WHAT THE EXERCISE ASKS: Look through the listing and locate every line containing the word "this"; copy those lines.

[Part of a data file]
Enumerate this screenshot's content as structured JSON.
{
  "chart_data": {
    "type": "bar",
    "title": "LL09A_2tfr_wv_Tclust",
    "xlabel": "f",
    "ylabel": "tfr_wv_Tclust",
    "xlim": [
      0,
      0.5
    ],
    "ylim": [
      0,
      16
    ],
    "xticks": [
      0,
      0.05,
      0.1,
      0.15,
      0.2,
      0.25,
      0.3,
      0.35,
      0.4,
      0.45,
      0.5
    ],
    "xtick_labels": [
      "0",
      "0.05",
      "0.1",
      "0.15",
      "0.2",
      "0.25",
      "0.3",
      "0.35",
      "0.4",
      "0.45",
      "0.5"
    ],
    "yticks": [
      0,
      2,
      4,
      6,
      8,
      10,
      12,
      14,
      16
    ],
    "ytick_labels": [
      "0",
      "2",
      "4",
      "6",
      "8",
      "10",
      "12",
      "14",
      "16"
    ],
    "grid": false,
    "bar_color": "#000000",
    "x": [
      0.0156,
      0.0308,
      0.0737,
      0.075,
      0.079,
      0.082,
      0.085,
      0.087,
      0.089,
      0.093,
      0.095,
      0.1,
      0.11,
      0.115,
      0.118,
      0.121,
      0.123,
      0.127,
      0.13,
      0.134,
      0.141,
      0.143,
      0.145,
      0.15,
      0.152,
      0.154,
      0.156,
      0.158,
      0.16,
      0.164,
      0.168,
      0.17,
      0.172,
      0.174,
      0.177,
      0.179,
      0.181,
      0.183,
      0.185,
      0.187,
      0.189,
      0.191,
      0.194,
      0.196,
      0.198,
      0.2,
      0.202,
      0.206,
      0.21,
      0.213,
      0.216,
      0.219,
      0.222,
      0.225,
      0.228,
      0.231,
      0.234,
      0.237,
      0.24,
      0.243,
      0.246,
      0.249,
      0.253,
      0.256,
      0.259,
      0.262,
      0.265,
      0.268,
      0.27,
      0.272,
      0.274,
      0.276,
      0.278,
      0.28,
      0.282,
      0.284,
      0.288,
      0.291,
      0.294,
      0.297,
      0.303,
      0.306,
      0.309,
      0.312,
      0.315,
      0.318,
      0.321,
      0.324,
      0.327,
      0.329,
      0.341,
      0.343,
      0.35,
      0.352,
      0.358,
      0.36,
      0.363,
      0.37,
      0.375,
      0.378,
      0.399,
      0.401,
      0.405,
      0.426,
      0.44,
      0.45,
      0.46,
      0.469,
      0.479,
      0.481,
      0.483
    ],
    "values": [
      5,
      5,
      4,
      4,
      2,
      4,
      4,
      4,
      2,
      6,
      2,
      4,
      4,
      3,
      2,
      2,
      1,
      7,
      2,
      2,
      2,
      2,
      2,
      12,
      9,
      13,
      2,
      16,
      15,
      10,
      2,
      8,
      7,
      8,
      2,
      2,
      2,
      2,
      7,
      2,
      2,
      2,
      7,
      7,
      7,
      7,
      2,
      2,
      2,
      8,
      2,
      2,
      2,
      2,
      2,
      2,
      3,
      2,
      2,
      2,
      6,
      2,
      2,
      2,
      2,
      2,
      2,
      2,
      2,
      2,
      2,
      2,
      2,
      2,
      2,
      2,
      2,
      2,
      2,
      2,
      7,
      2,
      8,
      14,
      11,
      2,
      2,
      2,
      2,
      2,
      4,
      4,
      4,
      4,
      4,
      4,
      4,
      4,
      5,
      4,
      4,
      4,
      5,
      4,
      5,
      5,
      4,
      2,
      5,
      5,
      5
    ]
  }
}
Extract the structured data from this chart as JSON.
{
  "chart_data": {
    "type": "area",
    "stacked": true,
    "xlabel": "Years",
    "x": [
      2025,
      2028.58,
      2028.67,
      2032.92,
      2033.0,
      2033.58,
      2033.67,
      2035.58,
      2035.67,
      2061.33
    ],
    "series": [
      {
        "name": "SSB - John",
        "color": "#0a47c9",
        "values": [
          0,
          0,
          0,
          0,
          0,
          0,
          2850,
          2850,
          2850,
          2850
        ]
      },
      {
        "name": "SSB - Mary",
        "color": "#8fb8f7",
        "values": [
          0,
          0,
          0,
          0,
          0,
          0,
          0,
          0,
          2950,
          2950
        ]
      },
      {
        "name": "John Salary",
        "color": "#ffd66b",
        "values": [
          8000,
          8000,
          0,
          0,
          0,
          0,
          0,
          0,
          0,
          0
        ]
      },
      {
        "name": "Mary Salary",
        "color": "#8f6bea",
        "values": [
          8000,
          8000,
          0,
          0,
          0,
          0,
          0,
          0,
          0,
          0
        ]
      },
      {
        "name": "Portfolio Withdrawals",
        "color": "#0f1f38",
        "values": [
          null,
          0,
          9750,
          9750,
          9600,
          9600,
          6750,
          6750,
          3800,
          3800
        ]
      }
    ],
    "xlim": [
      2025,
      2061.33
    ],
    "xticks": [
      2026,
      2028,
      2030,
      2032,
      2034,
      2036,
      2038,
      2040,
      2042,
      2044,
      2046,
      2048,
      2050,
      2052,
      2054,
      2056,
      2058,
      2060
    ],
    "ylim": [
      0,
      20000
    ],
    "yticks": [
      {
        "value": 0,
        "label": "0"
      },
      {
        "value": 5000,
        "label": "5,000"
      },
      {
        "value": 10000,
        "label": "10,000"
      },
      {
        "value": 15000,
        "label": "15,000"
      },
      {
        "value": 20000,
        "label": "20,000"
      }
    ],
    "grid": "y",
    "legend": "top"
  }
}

WRITTEN SOLUTION:
Enumerate this screenshot's content as structured JSON.
Extract the structured data from this chart as JSON.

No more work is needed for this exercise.